## Start Entries

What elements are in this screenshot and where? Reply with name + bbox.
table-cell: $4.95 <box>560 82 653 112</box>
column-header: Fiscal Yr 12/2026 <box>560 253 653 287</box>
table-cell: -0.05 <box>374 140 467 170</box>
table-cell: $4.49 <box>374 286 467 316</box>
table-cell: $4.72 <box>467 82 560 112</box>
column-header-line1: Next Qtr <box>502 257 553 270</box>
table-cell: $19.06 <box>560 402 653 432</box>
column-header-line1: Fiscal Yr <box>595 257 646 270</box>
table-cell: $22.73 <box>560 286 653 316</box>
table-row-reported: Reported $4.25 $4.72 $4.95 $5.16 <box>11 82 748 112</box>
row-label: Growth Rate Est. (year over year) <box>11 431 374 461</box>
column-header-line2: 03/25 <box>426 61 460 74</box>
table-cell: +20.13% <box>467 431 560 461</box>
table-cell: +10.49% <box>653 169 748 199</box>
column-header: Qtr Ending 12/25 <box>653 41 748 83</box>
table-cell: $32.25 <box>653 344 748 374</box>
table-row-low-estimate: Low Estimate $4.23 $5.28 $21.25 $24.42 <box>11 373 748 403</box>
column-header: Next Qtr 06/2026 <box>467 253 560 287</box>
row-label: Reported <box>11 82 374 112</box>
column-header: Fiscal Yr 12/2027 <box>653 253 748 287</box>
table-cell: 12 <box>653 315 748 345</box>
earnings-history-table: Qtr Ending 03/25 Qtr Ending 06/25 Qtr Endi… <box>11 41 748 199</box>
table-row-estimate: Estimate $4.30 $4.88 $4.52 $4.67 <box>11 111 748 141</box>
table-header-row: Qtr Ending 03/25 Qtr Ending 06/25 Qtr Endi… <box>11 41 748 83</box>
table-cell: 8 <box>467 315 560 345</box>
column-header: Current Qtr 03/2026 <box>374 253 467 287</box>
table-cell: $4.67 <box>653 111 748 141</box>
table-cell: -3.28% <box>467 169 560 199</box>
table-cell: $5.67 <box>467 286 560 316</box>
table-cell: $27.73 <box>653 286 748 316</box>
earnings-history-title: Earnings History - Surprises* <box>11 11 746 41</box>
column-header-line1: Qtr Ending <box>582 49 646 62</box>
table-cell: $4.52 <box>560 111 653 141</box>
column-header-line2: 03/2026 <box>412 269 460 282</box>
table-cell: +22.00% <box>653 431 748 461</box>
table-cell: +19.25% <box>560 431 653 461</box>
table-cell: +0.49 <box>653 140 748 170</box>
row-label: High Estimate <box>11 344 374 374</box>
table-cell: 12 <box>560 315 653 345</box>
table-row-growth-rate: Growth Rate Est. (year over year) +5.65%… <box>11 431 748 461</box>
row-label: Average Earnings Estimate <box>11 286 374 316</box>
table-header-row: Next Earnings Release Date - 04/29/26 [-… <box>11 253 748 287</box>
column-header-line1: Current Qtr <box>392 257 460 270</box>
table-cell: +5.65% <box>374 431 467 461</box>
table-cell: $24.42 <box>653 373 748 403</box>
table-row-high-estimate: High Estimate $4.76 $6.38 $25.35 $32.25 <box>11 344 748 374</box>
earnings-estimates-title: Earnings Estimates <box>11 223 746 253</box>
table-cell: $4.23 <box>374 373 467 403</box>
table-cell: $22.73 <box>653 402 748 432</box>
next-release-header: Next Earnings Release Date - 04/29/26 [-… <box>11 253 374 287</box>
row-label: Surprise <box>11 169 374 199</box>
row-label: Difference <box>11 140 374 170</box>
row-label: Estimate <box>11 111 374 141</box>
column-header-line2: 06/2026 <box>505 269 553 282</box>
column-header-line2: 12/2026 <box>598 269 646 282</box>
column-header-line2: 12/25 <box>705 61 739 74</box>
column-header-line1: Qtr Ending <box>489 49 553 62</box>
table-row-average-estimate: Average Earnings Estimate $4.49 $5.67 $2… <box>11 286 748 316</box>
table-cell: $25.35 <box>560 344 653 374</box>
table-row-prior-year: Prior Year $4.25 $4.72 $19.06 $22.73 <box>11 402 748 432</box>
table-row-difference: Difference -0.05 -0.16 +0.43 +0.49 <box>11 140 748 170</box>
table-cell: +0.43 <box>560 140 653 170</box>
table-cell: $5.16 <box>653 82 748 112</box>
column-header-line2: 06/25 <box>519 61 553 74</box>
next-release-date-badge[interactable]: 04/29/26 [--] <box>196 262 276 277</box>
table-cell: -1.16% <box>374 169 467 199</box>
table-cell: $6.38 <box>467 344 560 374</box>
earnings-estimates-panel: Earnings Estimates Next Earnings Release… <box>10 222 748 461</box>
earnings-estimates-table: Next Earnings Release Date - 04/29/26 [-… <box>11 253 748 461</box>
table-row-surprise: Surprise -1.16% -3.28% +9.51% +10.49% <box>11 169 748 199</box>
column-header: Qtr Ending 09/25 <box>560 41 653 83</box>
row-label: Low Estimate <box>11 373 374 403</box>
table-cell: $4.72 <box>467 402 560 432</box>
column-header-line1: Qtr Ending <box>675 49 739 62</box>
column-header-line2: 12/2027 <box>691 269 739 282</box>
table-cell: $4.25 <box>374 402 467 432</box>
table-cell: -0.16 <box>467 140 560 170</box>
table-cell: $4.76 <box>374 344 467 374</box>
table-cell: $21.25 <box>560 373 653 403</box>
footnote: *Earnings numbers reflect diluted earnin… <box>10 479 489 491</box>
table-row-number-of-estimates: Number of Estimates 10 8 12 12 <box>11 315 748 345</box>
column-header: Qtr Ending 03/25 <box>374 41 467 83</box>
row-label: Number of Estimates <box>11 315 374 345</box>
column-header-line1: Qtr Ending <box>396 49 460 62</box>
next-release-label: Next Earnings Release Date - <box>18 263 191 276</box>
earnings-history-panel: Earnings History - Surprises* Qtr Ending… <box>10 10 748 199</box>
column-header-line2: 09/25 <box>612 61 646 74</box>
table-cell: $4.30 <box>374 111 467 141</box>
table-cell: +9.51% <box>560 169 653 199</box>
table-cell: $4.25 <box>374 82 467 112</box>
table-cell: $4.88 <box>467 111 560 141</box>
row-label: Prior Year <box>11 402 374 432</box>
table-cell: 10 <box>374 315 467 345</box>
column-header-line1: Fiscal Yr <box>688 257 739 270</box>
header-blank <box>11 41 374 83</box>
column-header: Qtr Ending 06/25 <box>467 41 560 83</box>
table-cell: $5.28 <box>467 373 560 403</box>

## End Entries

● Task goal: Rewrite all of the data above, swapping every instance of "Fiscal Yr" for "Fiscal Year" and leaving everything else unchanged.

● Result:
What elements are in this screenshot and where? Reply with name + bbox.
table-cell: $4.95 <box>560 82 653 112</box>
column-header: Fiscal Year 12/2026 <box>560 253 653 287</box>
table-cell: -0.05 <box>374 140 467 170</box>
table-cell: $4.49 <box>374 286 467 316</box>
table-cell: $4.72 <box>467 82 560 112</box>
column-header-line1: Next Qtr <box>502 257 553 270</box>
table-cell: $19.06 <box>560 402 653 432</box>
column-header-line1: Fiscal Year <box>595 257 646 270</box>
table-cell: $22.73 <box>560 286 653 316</box>
table-row-reported: Reported $4.25 $4.72 $4.95 $5.16 <box>11 82 748 112</box>
row-label: Growth Rate Est. (year over year) <box>11 431 374 461</box>
column-header-line2: 03/25 <box>426 61 460 74</box>
table-cell: +20.13% <box>467 431 560 461</box>
table-cell: +10.49% <box>653 169 748 199</box>
column-header: Qtr Ending 12/25 <box>653 41 748 83</box>
table-cell: $32.25 <box>653 344 748 374</box>
table-row-low-estimate: Low Estimate $4.23 $5.28 $21.25 $24.42 <box>11 373 748 403</box>
column-header: Next Qtr 06/2026 <box>467 253 560 287</box>
row-label: Reported <box>11 82 374 112</box>
column-header: Fiscal Year 12/2027 <box>653 253 748 287</box>
table-cell: 12 <box>653 315 748 345</box>
earnings-history-table: Qtr Ending 03/25 Qtr Ending 06/25 Qtr Endi… <box>11 41 748 199</box>
table-row-estimate: Estimate $4.30 $4.88 $4.52 $4.67 <box>11 111 748 141</box>
table-header-row: Qtr Ending 03/25 Qtr Ending 06/25 Qtr Endi… <box>11 41 748 83</box>
table-cell: 8 <box>467 315 560 345</box>
column-header: Current Qtr 03/2026 <box>374 253 467 287</box>
table-cell: $4.67 <box>653 111 748 141</box>
table-cell: -3.28% <box>467 169 560 199</box>
table-cell: $5.67 <box>467 286 560 316</box>
table-cell: $27.73 <box>653 286 748 316</box>
earnings-history-title: Earnings History - Surprises* <box>11 11 746 41</box>
column-header-line1: Qtr Ending <box>582 49 646 62</box>
table-cell: $4.52 <box>560 111 653 141</box>
column-header-line2: 03/2026 <box>412 269 460 282</box>
table-cell: +22.00% <box>653 431 748 461</box>
table-cell: +19.25% <box>560 431 653 461</box>
table-cell: +0.49 <box>653 140 748 170</box>
row-label: High Estimate <box>11 344 374 374</box>
table-cell: 12 <box>560 315 653 345</box>
table-row-growth-rate: Growth Rate Est. (year over year) +5.65%… <box>11 431 748 461</box>
row-label: Average Earnings Estimate <box>11 286 374 316</box>
table-header-row: Next Earnings Release Date - 04/29/26 [-… <box>11 253 748 287</box>
column-header-line1: Current Qtr <box>392 257 460 270</box>
table-cell: +5.65% <box>374 431 467 461</box>
table-cell: $24.42 <box>653 373 748 403</box>
table-row-high-estimate: High Estimate $4.76 $6.38 $25.35 $32.25 <box>11 344 748 374</box>
earnings-estimates-title: Earnings Estimates <box>11 223 746 253</box>
table-cell: $4.23 <box>374 373 467 403</box>
table-cell: $22.73 <box>653 402 748 432</box>
next-release-header: Next Earnings Release Date - 04/29/26 [-… <box>11 253 374 287</box>
row-label: Surprise <box>11 169 374 199</box>
row-label: Difference <box>11 140 374 170</box>
row-label: Estimate <box>11 111 374 141</box>
column-header-line2: 06/2026 <box>505 269 553 282</box>
column-header-line2: 12/2026 <box>598 269 646 282</box>
column-header-line2: 12/25 <box>705 61 739 74</box>
column-header-line1: Qtr Ending <box>489 49 553 62</box>
table-row-average-estimate: Average Earnings Estimate $4.49 $5.67 $2… <box>11 286 748 316</box>
table-cell: $25.35 <box>560 344 653 374</box>
table-row-prior-year: Prior Year $4.25 $4.72 $19.06 $22.73 <box>11 402 748 432</box>
table-row-difference: Difference -0.05 -0.16 +0.43 +0.49 <box>11 140 748 170</box>
table-cell: +0.43 <box>560 140 653 170</box>
table-cell: $5.16 <box>653 82 748 112</box>
column-header-line2: 06/25 <box>519 61 553 74</box>
next-release-date-badge[interactable]: 04/29/26 [--] <box>196 262 276 277</box>
table-cell: -1.16% <box>374 169 467 199</box>
table-cell: $6.38 <box>467 344 560 374</box>
earnings-estimates-panel: Earnings Estimates Next Earnings Release… <box>10 222 748 461</box>
earnings-estimates-table: Next Earnings Release Date - 04/29/26 [-… <box>11 253 748 461</box>
table-row-surprise: Surprise -1.16% -3.28% +9.51% +10.49% <box>11 169 748 199</box>
column-header: Qtr Ending 09/25 <box>560 41 653 83</box>
row-label: Low Estimate <box>11 373 374 403</box>
table-cell: $4.72 <box>467 402 560 432</box>
column-header-line1: Qtr Ending <box>675 49 739 62</box>
column-header-line2: 12/2027 <box>691 269 739 282</box>
table-cell: $4.25 <box>374 402 467 432</box>
table-cell: -0.16 <box>467 140 560 170</box>
table-cell: $4.76 <box>374 344 467 374</box>
table-cell: $21.25 <box>560 373 653 403</box>
footnote: *Earnings numbers reflect diluted earnin… <box>10 479 489 491</box>
table-row-number-of-estimates: Number of Estimates 10 8 12 12 <box>11 315 748 345</box>
column-header: Qtr Ending 03/25 <box>374 41 467 83</box>
row-label: Number of Estimates <box>11 315 374 345</box>
column-header-line1: Qtr Ending <box>396 49 460 62</box>
next-release-label: Next Earnings Release Date - <box>18 263 191 276</box>
earnings-history-panel: Earnings History - Surprises* Qtr Ending… <box>10 10 748 199</box>
column-header-line2: 09/25 <box>612 61 646 74</box>
table-cell: $4.30 <box>374 111 467 141</box>
table-cell: +9.51% <box>560 169 653 199</box>
table-cell: $4.25 <box>374 82 467 112</box>
table-cell: $4.88 <box>467 111 560 141</box>
row-label: Prior Year <box>11 402 374 432</box>
table-cell: 10 <box>374 315 467 345</box>
column-header-line1: Fiscal Year <box>688 257 739 270</box>
header-blank <box>11 41 374 83</box>
column-header: Qtr Ending 06/25 <box>467 41 560 83</box>
table-cell: $5.28 <box>467 373 560 403</box>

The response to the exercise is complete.